─── Record extracts

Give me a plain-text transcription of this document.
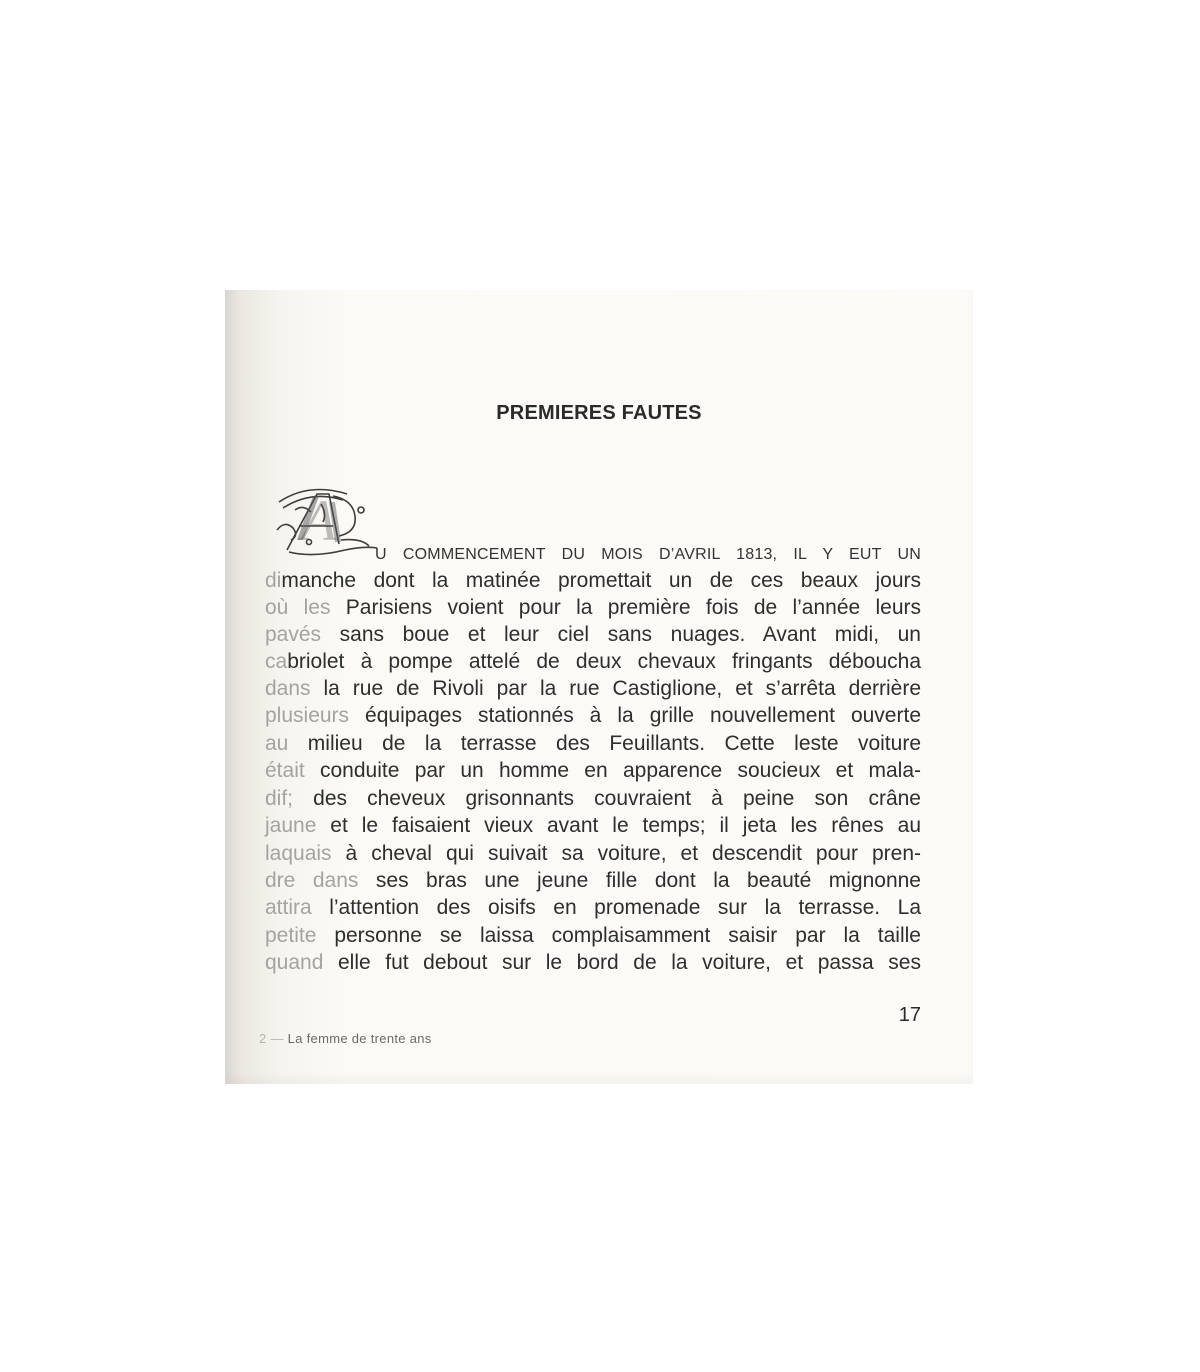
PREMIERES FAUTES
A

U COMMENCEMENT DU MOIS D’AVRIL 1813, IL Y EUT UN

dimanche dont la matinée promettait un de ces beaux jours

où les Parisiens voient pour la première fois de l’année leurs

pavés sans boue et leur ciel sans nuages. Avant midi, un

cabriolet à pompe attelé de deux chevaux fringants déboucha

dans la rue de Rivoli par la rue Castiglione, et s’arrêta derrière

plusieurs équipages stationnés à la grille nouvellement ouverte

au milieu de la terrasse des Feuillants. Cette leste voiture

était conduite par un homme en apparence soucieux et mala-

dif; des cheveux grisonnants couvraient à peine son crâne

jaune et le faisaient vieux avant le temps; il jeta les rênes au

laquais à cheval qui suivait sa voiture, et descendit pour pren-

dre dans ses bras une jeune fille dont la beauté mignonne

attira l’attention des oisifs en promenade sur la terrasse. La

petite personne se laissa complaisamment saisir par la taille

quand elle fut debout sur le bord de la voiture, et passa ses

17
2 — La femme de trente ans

──────

§ **The task**
List all lines above in which the string "terrasse" appears.

§ **Full solution**
au milieu de la terrasse des Feuillants. Cette leste voiture
attira l’attention des oisifs en promenade sur la terrasse. La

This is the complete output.